**WRITTEN PROBLEM:** Select every line holding the word "Setting" and copy it.

━━━━━━━━━━

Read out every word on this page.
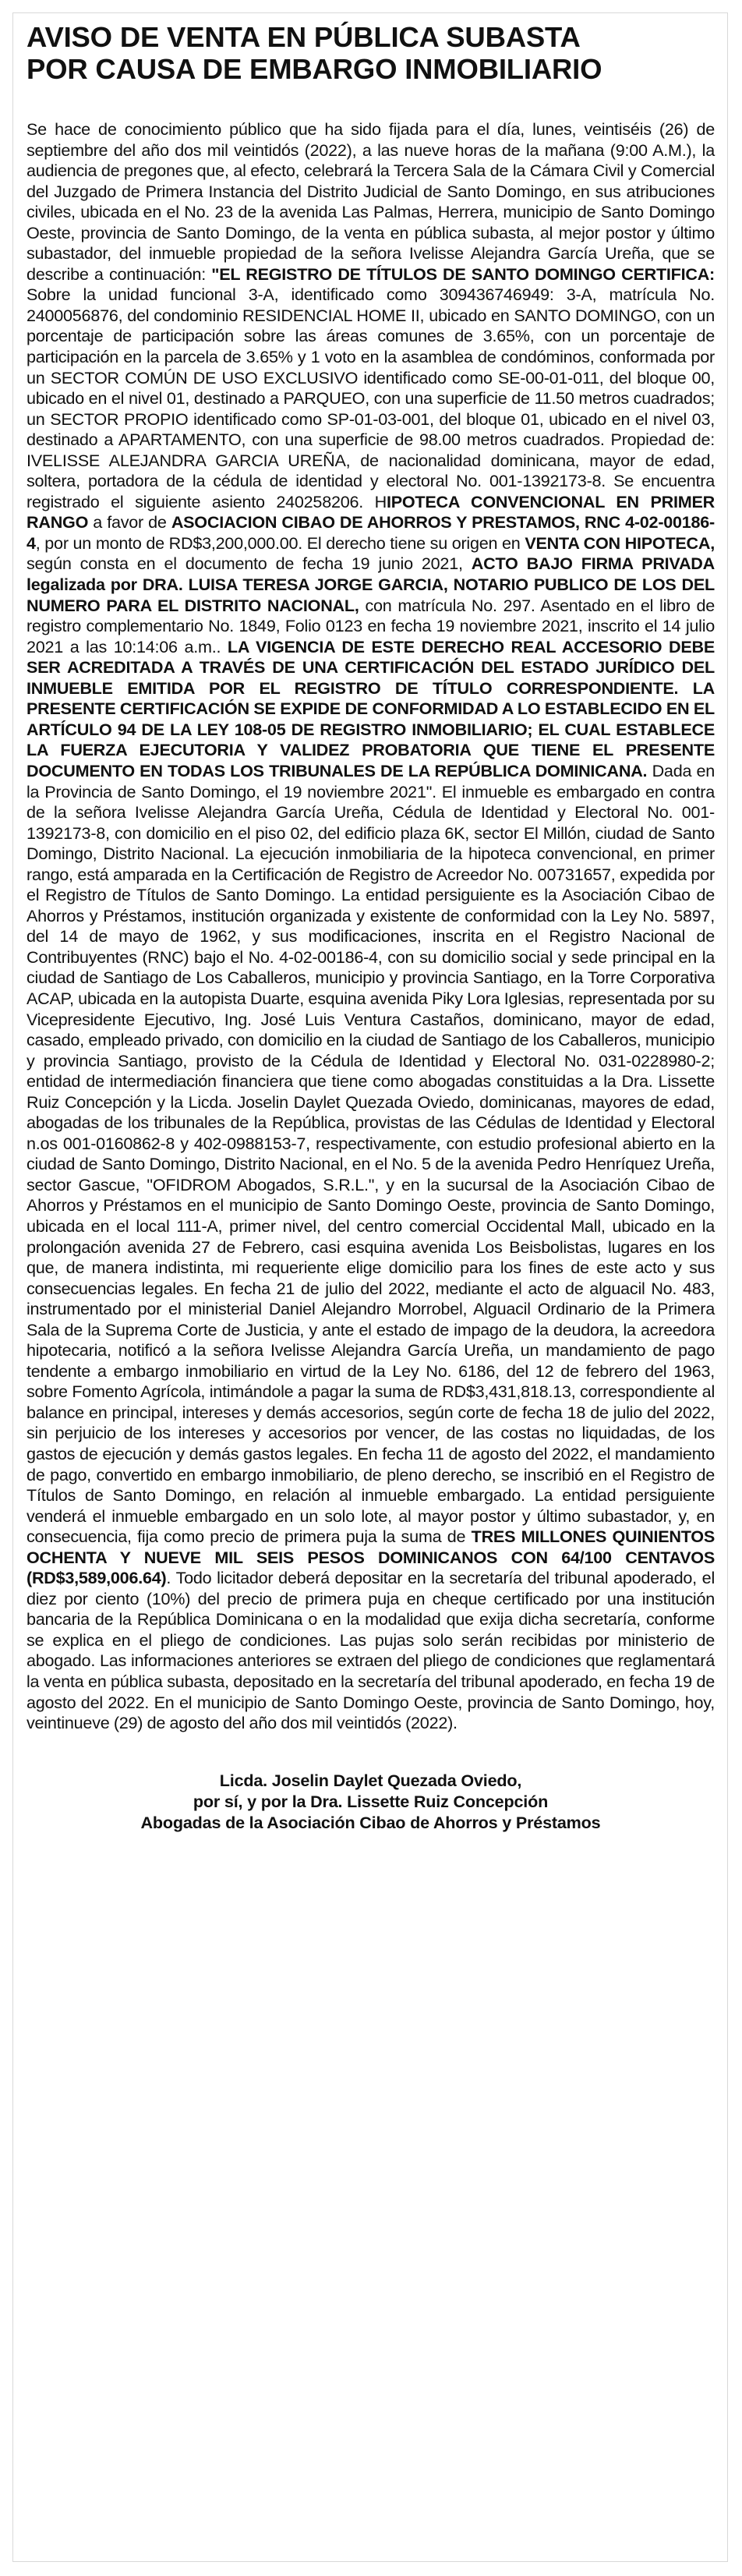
AVISO DE VENTA EN PÚBLICA SUBASTA
POR CAUSA DE EMBARGO INMOBILIARIO

Se hace de conocimiento público que ha sido fijada para el día, lunes, veintiséis (26) de septiembre del año dos mil veintidós (2022), a las nueve horas de la mañana (9:00 A.M.), la audiencia de pregones que, al efecto, celebrará la Tercera Sala de la Cámara Civil y Comercial del Juzgado de Primera Instancia del Distrito Judicial de Santo Domingo, en sus atribuciones civiles, ubicada en el No. 23 de la avenida Las Palmas, Herrera, municipio de Santo Domingo Oeste, provincia de Santo Domingo, de la venta en pública subasta, al mejor postor y último subastador, del inmueble propiedad de la señora Ivelisse Alejandra García Ureña, que se describe a continuación: "EL REGISTRO DE TÍTULOS DE SANTO DOMINGO CERTIFICA: Sobre la unidad funcional 3-A, identificado como 309436746949: 3-A, matrícula No. 2400056876, del condominio RESIDENCIAL HOME II, ubicado en SANTO DOMINGO, con un porcentaje de participación sobre las áreas comunes de 3.65%, con un porcentaje de participación en la parcela de 3.65% y 1 voto en la asamblea de condóminos, conformada por un SECTOR COMÚN DE USO EXCLUSIVO identificado como SE-00-01-011, del bloque 00, ubicado en el nivel 01, destinado a PARQUEO, con una superficie de 11.50 metros cuadrados; un SECTOR PROPIO identificado como SP-01-03-001, del bloque 01, ubicado en el nivel 03, destinado a APARTAMENTO, con una superficie de 98.00 metros cuadrados. Propiedad de: IVELISSE ALEJANDRA GARCIA UREÑA, de nacionalidad dominicana, mayor de edad, soltera, portadora de la cédula de identidad y electoral No. 001-1392173-8. Se encuentra registrado el siguiente asiento 240258206. HIPOTECA CONVENCIONAL EN PRIMER RANGO a favor de ASOCIACION CIBAO DE AHORROS Y PRESTAMOS, RNC 4-02-00186-4, por un monto de RD$3,200,000.00. El derecho tiene su origen en VENTA CON HIPOTECA, según consta en el documento de fecha 19 junio 2021, ACTO BAJO FIRMA PRIVADA legalizada por DRA. LUISA TERESA JORGE GARCIA, NOTARIO PUBLICO DE LOS DEL NUMERO PARA EL DISTRITO NACIONAL, con matrícula No. 297. Asentado en el libro de registro complementario No. 1849, Folio 0123 en fecha 19 noviembre 2021, inscrito el 14 julio 2021 a las 10:14:06 a.m.. LA VIGENCIA DE ESTE DERECHO REAL ACCESORIO DEBE SER ACREDITADA A TRAVÉS DE UNA CERTIFICACIÓN DEL ESTADO JURÍDICO DEL INMUEBLE EMITIDA POR EL REGISTRO DE TÍTULO CORRESPONDIENTE. LA PRESENTE CERTIFICACIÓN SE EXPIDE DE CONFORMIDAD A LO ESTABLECIDO EN EL ARTÍCULO 94 DE LA LEY 108-05 DE REGISTRO INMOBILIARIO; EL CUAL ESTABLECE LA FUERZA EJECUTORIA Y VALIDEZ PROBATORIA QUE TIENE EL PRESENTE DOCUMENTO EN TODAS LOS TRIBUNALES DE LA REPÚBLICA DOMINICANA. Dada en la Provincia de Santo Domingo, el 19 noviembre 2021". El inmueble es embargado en contra de la señora Ivelisse Alejandra García Ureña, Cédula de Identidad y Electoral No. 001-1392173-8, con domicilio en el piso 02, del edificio plaza 6K, sector El Millón, ciudad de Santo Domingo, Distrito Nacional. La ejecución inmobiliaria de la hipoteca convencional, en primer rango, está amparada en la Certificación de Registro de Acreedor No. 00731657, expedida por el Registro de Títulos de Santo Domingo. La entidad persiguiente es la Asociación Cibao de Ahorros y Préstamos, institución organizada y existente de conformidad con la Ley No. 5897, del 14 de mayo de 1962, y sus modificaciones, inscrita en el Registro Nacional de Contribuyentes (RNC) bajo el No. 4-02-00186-4, con su domicilio social y sede principal en la ciudad de Santiago de Los Caballeros, municipio y provincia Santiago, en la Torre Corporativa ACAP, ubicada en la autopista Duarte, esquina avenida Piky Lora Iglesias, representada por su Vicepresidente Ejecutivo, Ing. José Luis Ventura Castaños, dominicano, mayor de edad, casado, empleado privado, con domicilio en la ciudad de Santiago de los Caballeros, municipio y provincia Santiago, provisto de la Cédula de Identidad y Electoral No. 031-0228980-2; entidad de intermediación financiera que tiene como abogadas constituidas a la Dra. Lissette Ruiz Concepción y la Licda. Joselin Daylet Quezada Oviedo, dominicanas, mayores de edad, abogadas de los tribunales de la República, provistas de las Cédulas de Identidad y Electoral n.os 001-0160862-8 y 402-0988153-7, respectivamente, con estudio profesional abierto en la ciudad de Santo Domingo, Distrito Nacional, en el No. 5 de la avenida Pedro Henríquez Ureña, sector Gascue, "OFIDROM Abogados, S.R.L.", y en la sucursal de la Asociación Cibao de Ahorros y Préstamos en el municipio de Santo Domingo Oeste, provincia de Santo Domingo, ubicada en el local 111-A, primer nivel, del centro comercial Occidental Mall, ubicado en la prolongación avenida 27 de Febrero, casi esquina avenida Los Beisbolistas, lugares en los que, de manera indistinta, mi requeriente elige domicilio para los fines de este acto y sus consecuencias legales. En fecha 21 de julio del 2022, mediante el acto de alguacil No. 483, instrumentado por el ministerial Daniel Alejandro Morrobel, Alguacil Ordinario de la Primera Sala de la Suprema Corte de Justicia, y ante el estado de impago de la deudora, la acreedora hipotecaria, notificó a la señora Ivelisse Alejandra García Ureña, un mandamiento de pago tendente a embargo inmobiliario en virtud de la Ley No. 6186, del 12 de febrero del 1963, sobre Fomento Agrícola, intimándole a pagar la suma de RD$3,431,818.13, correspondiente al balance en principal, intereses y demás accesorios, según corte de fecha 18 de julio del 2022, sin perjuicio de los intereses y accesorios por vencer, de las costas no liquidadas, de los gastos de ejecución y demás gastos legales. En fecha 11 de agosto del 2022, el mandamiento de pago, convertido en embargo inmobiliario, de pleno derecho, se inscribió en el Registro de Títulos de Santo Domingo, en relación al inmueble embargado. La entidad persiguiente venderá el inmueble embargado en un solo lote, al mayor postor y último subastador, y, en consecuencia, fija como precio de primera puja la suma de TRES MILLONES QUINIENTOS OCHENTA Y NUEVE MIL SEIS PESOS DOMINICANOS CON 64/100 CENTAVOS (RD$3,589,006.64). Todo licitador deberá depositar en la secretaría del tribunal apoderado, el diez por ciento (10%) del precio de primera puja en cheque certificado por una institución bancaria de la República Dominicana o en la modalidad que exija dicha secretaría, conforme se explica en el pliego de condiciones. Las pujas solo serán recibidas por ministerio de abogado. Las informaciones anteriores se extraen del pliego de condiciones que reglamentará la venta en pública subasta, depositado en la secretaría del tribunal apoderado, en fecha 19 de agosto del 2022. En el municipio de Santo Domingo Oeste, provincia de Santo Domingo, hoy, veintinueve (29) de agosto del año dos mil veintidós (2022).

Licda. Joselin Daylet Quezada Oviedo,
por sí, y por la Dra. Lissette Ruiz Concepción
Abogadas de la Asociación Cibao de Ahorros y Préstamos
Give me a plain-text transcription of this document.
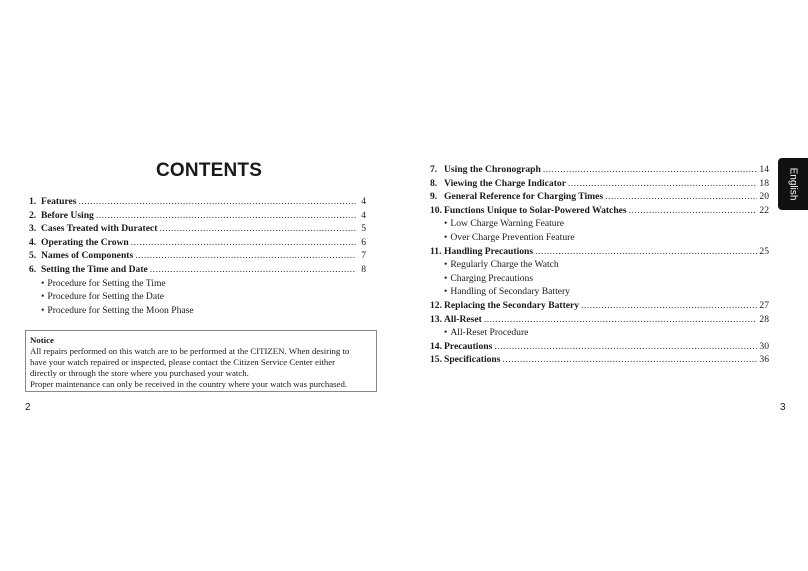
CONTENTS
1. Features .....	4
2. Before Using .....	4
3. Cases Treated with Duratect .....	5
4. Operating the Crown .....	6
5. Names of Components .....	7
6. Setting the Time and Date .....	8
• Procedure for Setting the Time
• Procedure for Setting the Date
• Procedure for Setting the Moon Phase
Notice
All repairs performed on this watch are to be performed at the CITIZEN. When desiring to
have your watch repaired or inspected, please contact the Citizen Service Center either
directly or through the store where you purchased your watch.
Proper maintenance can only be received in the country where your watch was purchased.
2
7. Using the Chronograph .....	14
8. Viewing the Charge Indicator .....	18
9. General Reference for Charging Times .....	20
10. Functions Unique to Solar-Powered Watches .....	22
• Low Charge Warning Feature
• Over Charge Prevention Feature
11. Handling Precautions .....	25
• Regularly Charge the Watch
• Charging Precautions
• Handling of Secondary Battery
12. Replacing the Secondary Battery .....	27
13. All-Reset .....	28
• All-Reset Procedure
14. Precautions .....	30
15. Specifications .....	36
3
English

━━━━━━━━━━

**FULL RESPONSE:**
6. Setting the Time and Date .....	8
• Procedure for Setting the Time
• Procedure for Setting the Date
• Procedure for Setting the Moon Phase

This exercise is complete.